-------- EXTRAIT DE PAGE --------
Les Minichats, Bruno Gibert, éditions Albin Michel Jeunesse, EAN 9782226231017, 13,90 €
Pour les uns, Bruno Gibert est le plus graphique des illustrateurs. Pour d’autres, il est un authentique artisan du verbe qui sait si bien faire jouer les mots. Et certains ne jurent que par ses albums sans texte. Mais, sans aucun doute, chacun se réunira autour de sa dernière livraison aux éditions Albin Michel Jeunesse. Car Les Minichats conjuguent avec virtuosité les talents d’illustrateur, de graphiste et d’auteur de Bruno Gibert.
Alors voici quatre mini-livres dans un coffret, aussi admirablement façonnés que dans une mini-bibliothèque de Maurice Sendak : couverture texturée, jaquette et beau papier. Tout ça pour qui, pour quoi ? Pour quatre mini garnements qui enchaînent bêtises et absurdités. Le décalage entre la sophistication du contenant et la trivialité du contenu fait mouche et renforce l’irrésistible humour qui naît de ces petites histoires minimalistes bien facétieuses.
-------- DONNÉES BRUTES --------
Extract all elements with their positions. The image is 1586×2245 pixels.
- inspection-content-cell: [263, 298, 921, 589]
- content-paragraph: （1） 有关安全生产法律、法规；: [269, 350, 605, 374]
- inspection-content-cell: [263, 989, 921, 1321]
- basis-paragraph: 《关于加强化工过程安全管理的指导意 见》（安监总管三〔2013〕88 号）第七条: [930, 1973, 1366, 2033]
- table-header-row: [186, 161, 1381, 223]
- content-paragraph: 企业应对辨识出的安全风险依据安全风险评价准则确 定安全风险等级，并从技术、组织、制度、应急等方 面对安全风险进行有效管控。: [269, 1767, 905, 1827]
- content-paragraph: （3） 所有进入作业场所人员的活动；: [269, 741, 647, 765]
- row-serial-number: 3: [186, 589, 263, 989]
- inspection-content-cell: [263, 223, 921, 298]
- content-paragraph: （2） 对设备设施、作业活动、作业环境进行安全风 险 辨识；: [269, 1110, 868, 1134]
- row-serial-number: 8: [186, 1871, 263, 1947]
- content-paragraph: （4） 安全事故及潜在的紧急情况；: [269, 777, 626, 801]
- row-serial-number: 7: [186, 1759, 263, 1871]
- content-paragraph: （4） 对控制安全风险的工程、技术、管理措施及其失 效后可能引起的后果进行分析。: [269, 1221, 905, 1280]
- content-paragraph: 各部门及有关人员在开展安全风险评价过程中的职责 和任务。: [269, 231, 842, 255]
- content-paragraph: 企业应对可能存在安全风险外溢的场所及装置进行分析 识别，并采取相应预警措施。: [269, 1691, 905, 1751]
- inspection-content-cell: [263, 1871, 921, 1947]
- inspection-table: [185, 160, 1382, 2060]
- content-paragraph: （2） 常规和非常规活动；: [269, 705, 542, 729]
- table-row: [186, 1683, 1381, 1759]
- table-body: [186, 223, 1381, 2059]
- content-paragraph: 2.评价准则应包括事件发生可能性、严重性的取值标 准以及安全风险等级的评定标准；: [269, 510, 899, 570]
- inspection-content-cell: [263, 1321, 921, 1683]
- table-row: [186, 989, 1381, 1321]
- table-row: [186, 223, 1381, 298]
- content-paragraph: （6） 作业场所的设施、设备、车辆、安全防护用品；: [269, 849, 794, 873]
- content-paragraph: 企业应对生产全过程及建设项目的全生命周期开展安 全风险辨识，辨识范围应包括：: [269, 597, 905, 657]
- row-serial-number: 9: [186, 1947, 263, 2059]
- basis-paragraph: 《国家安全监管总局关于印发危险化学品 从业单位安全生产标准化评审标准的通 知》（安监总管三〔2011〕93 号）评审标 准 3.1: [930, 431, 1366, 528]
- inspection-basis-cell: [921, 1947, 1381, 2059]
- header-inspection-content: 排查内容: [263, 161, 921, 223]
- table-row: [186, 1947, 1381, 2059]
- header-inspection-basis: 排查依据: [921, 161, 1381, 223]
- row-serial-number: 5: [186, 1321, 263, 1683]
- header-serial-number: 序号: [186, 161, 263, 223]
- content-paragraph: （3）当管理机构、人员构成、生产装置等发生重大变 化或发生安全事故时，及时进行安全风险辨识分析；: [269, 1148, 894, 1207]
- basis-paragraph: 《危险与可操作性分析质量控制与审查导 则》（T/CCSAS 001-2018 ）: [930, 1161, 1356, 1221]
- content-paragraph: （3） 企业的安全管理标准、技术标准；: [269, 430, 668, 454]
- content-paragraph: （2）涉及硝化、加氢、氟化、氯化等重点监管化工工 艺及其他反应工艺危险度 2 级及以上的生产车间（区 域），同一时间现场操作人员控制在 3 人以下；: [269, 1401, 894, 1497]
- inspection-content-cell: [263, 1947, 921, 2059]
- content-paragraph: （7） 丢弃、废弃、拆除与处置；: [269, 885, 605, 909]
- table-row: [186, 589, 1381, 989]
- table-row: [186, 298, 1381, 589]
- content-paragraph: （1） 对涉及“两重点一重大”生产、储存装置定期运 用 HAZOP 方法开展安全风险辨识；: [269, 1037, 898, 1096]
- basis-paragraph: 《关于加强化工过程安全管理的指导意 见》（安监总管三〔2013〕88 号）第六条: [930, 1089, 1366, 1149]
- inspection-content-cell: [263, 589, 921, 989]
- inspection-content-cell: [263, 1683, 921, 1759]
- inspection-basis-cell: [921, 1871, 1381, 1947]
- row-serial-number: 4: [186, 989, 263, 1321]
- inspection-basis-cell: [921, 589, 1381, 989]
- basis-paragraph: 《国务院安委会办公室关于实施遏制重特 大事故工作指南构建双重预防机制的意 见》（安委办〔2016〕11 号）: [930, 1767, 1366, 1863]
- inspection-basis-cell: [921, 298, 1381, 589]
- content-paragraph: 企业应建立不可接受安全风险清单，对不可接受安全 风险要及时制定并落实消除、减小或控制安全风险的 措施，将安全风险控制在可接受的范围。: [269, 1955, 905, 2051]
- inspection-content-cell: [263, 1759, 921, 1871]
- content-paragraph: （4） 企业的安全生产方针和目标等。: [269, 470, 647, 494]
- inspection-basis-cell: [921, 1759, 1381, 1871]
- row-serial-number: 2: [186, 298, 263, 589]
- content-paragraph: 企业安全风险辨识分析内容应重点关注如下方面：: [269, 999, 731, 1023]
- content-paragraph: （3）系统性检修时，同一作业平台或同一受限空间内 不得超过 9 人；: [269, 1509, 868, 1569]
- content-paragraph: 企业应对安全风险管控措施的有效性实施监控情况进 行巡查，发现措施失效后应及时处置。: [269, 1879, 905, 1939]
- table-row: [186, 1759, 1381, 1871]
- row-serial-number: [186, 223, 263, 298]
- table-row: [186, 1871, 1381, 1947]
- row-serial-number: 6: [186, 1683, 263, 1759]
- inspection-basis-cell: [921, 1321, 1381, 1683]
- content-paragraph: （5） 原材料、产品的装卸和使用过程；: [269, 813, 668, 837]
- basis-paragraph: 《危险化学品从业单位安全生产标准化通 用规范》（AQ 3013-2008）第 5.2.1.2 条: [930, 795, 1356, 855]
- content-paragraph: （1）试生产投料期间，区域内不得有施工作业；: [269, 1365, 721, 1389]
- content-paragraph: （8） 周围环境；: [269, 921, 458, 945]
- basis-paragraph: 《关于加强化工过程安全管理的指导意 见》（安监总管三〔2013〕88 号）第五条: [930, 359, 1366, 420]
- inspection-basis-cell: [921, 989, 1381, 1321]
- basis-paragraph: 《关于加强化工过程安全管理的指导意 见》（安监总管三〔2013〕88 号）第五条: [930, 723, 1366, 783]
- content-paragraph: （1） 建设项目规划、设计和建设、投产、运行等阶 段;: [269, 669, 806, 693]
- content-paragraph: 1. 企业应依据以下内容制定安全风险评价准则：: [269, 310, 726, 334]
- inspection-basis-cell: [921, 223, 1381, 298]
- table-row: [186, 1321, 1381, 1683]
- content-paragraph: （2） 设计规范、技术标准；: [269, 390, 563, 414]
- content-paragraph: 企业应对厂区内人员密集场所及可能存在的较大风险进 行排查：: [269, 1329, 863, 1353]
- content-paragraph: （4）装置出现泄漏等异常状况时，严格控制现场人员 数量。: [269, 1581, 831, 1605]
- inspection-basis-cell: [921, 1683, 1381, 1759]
--------
■ **OBJECTIF VISÉ**: Selon l'extrait de page, combien de mini-livres le coffret contient-il ? Le matériel fourni n'est pas nécessaire ici.

■ **SOLUTION RÉDIGÉE**: Quatre mini-livres.